(WORK TO DO)
Take the records underneath and set them down exactly.

**** INFORMATION SUPPLIED

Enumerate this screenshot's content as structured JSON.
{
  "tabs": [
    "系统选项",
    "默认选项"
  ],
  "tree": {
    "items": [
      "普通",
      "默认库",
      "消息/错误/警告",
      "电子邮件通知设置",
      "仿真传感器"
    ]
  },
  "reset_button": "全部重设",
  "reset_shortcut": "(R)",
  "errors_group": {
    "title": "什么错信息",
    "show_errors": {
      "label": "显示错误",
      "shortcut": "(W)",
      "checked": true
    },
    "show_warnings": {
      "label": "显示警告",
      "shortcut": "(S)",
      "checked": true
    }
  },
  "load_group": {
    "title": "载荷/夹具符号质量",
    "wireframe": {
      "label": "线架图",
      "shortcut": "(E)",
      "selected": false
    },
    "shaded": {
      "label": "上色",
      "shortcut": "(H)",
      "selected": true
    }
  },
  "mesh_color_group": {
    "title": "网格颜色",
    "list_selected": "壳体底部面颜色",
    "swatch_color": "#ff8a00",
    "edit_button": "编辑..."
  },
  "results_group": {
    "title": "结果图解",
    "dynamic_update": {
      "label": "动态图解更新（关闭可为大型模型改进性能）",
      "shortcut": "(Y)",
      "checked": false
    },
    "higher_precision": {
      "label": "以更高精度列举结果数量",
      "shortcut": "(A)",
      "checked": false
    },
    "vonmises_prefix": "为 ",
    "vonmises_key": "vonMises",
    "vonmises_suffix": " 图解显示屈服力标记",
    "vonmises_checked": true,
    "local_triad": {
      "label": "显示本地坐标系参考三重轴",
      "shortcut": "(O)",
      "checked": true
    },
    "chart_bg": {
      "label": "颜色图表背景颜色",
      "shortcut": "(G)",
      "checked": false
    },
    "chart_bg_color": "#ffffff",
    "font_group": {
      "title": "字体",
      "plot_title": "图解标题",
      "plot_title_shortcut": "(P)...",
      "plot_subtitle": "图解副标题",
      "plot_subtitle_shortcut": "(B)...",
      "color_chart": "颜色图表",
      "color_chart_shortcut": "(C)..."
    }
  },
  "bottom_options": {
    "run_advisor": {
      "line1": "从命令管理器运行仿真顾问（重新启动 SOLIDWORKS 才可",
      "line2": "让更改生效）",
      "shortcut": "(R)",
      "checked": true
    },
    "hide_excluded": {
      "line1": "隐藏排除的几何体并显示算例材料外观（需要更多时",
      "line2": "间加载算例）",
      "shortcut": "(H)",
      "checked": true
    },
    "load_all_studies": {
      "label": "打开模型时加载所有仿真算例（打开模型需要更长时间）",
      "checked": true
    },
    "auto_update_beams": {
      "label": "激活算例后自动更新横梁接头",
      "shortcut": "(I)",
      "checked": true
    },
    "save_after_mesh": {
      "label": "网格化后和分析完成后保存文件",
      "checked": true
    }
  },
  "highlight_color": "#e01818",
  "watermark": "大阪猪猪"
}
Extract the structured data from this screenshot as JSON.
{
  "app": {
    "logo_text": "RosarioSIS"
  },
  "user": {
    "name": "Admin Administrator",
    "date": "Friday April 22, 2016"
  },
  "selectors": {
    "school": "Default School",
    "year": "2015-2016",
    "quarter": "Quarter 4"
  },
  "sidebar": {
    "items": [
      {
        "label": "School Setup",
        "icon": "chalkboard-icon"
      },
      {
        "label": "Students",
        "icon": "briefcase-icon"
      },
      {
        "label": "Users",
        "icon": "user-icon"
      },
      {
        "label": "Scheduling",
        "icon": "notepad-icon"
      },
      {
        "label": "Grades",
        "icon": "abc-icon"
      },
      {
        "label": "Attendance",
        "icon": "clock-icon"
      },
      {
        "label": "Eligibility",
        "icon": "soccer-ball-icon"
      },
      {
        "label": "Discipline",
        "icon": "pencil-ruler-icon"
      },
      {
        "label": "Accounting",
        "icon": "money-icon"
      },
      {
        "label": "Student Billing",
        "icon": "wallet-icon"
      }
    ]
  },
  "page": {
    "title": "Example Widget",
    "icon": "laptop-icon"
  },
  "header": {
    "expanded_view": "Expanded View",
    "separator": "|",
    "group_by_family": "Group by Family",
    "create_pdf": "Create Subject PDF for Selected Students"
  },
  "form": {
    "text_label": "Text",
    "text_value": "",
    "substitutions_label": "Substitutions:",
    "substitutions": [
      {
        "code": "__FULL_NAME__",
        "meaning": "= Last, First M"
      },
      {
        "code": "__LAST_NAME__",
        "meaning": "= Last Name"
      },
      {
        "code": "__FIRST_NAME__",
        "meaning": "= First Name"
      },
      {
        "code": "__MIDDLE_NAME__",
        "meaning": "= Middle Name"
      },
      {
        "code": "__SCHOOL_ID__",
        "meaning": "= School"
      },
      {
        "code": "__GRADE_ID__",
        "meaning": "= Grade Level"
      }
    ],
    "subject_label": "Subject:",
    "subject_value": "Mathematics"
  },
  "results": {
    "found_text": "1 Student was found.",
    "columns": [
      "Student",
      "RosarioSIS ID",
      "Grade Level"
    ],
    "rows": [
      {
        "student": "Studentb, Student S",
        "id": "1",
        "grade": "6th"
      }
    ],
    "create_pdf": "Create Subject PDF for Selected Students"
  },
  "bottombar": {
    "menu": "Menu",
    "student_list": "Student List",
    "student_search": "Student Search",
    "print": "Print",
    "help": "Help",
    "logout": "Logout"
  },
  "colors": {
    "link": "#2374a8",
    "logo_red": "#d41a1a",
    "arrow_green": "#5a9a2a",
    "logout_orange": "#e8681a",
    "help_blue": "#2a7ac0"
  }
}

********

(FINISHED ANSWER)
Enumerate this screenshot's content as structured JSON.
{
  "tabs": [
    "系统选项",
    "默认选项"
  ],
  "tree": {
    "items": [
      "普通",
      "默认库",
      "消息/错误/警告",
      "电子邮件通知设置",
      "仿真传感器"
    ]
  },
  "reset_button": "全部重设",
  "reset_shortcut": "(R)",
  "errors_group": {
    "title": "什么错信息",
    "show_errors": {
      "label": "显示错误",
      "shortcut": "(W)",
      "checked": true
    },
    "show_warnings": {
      "label": "显示警告",
      "shortcut": "(S)",
      "checked": true
    }
  },
  "load_group": {
    "title": "载荷/夹具符号质量",
    "wireframe": {
      "label": "线架图",
      "shortcut": "(E)",
      "selected": false
    },
    "shaded": {
      "label": "上色",
      "shortcut": "(H)",
      "selected": true
    }
  },
  "mesh_color_group": {
    "title": "网格颜色",
    "list_selected": "壳体底部面颜色",
    "swatch_color": "#ff8a00",
    "edit_button": "编辑..."
  },
  "results_group": {
    "title": "结果图解",
    "dynamic_update": {
      "label": "动态图解更新（关闭可为大型模型改进性能）",
      "shortcut": "(Y)",
      "checked": false
    },
    "higher_precision": {
      "label": "以更高精度列举结果数量",
      "shortcut": "(A)",
      "checked": false
    },
    "vonmises_prefix": "为 ",
    "vonmises_key": "vonMises",
    "vonmises_suffix": " 图解显示屈服力标记",
    "vonmises_checked": true,
    "local_triad": {
      "label": "显示本地坐标系参考三重轴",
      "shortcut": "(O)",
      "checked": true
    },
    "chart_bg": {
      "label": "颜色图表背景颜色",
      "shortcut": "(G)",
      "checked": false
    },
    "chart_bg_color": "#ffffff",
    "font_group": {
      "title": "字体",
      "plot_title": "图解标题",
      "plot_title_shortcut": "(P)...",
      "plot_subtitle": "图解副标题",
      "plot_subtitle_shortcut": "(B)...",
      "color_chart": "颜色图表",
      "color_chart_shortcut": "(C)..."
    }
  },
  "bottom_options": {
    "run_advisor": {
      "line1": "从命令管理器运行仿真顾问（重新启动 SOLIDWORKS 才可",
      "line2": "让更改生效）",
      "shortcut": "(R)",
      "checked": true
    },
    "hide_excluded": {
      "line1": "隐藏排除的几何体并显示算例材料外观（需要更多时",
      "line2": "间加载算例）",
      "shortcut": "(H)",
      "checked": true
    },
    "load_all_studies": {
      "label": "打开模型时加载所有仿真算例（打开模型需要更长时间）",
      "checked": true
    },
    "auto_update_beams": {
      "label": "激活算例后自动更新横梁接头",
      "shortcut": "(I)",
      "checked": true
    },
    "save_after_mesh": {
      "label": "网格化后和分析完成后保存文件",
      "checked": true
    }
  },
  "highlight_color": "#e01818",
  "watermark": "大阪猪猪"
}
Extract the structured data from this screenshot as JSON.
{
  "app": {
    "logo_text": "RosarioSIS"
  },
  "user": {
    "name": "Admin Administrator",
    "date": "Friday April 22, 2016"
  },
  "selectors": {
    "school": "Default School",
    "year": "2015-2016",
    "quarter": "Quarter 4"
  },
  "sidebar": {
    "items": [
      {
        "label": "School Setup",
        "icon": "chalkboard-icon"
      },
      {
        "label": "Students",
        "icon": "briefcase-icon"
      },
      {
        "label": "Users",
        "icon": "user-icon"
      },
      {
        "label": "Scheduling",
        "icon": "notepad-icon"
      },
      {
        "label": "Grades",
        "icon": "abc-icon"
      },
      {
        "label": "Attendance",
        "icon": "clock-icon"
      },
      {
        "label": "Eligibility",
        "icon": "soccer-ball-icon"
      },
      {
        "label": "Discipline",
        "icon": "pencil-ruler-icon"
      },
      {
        "label": "Accounting",
        "icon": "money-icon"
      },
      {
        "label": "Student Billing",
        "icon": "wallet-icon"
      }
    ]
  },
  "page": {
    "title": "Example Widget",
    "icon": "laptop-icon"
  },
  "header": {
    "expanded_view": "Expanded View",
    "separator": "|",
    "group_by_family": "Group by Family",
    "create_pdf": "Create Subject PDF for Selected Students"
  },
  "form": {
    "text_label": "Text",
    "text_value": "",
    "substitutions_label": "Substitutions:",
    "substitutions": [
      {
        "code": "__FULL_NAME__",
        "meaning": "= Last, First M"
      },
      {
        "code": "__LAST_NAME__",
        "meaning": "= Last Name"
      },
      {
        "code": "__FIRST_NAME__",
        "meaning": "= First Name"
      },
      {
        "code": "__MIDDLE_NAME__",
        "meaning": "= Middle Name"
      },
      {
        "code": "__SCHOOL_ID__",
        "meaning": "= School"
      },
      {
        "code": "__GRADE_ID__",
        "meaning": "= Grade Level"
      }
    ],
    "subject_label": "Subject:",
    "subject_value": "Mathematics"
  },
  "results": {
    "found_text": "1 Student was found.",
    "columns": [
      "Student",
      "RosarioSIS ID",
      "Grade Level"
    ],
    "rows": [
      {
        "student": "Studentb, Student S",
        "id": "1",
        "grade": "6th"
      }
    ],
    "create_pdf": "Create Subject PDF for Selected Students"
  },
  "bottombar": {
    "menu": "Menu",
    "student_list": "Student List",
    "student_search": "Student Search",
    "print": "Print",
    "help": "Help",
    "logout": "Logout"
  },
  "colors": {
    "link": "#2374a8",
    "logo_red": "#d41a1a",
    "arrow_green": "#5a9a2a",
    "logout_orange": "#e8681a",
    "help_blue": "#2a7ac0"
  }
}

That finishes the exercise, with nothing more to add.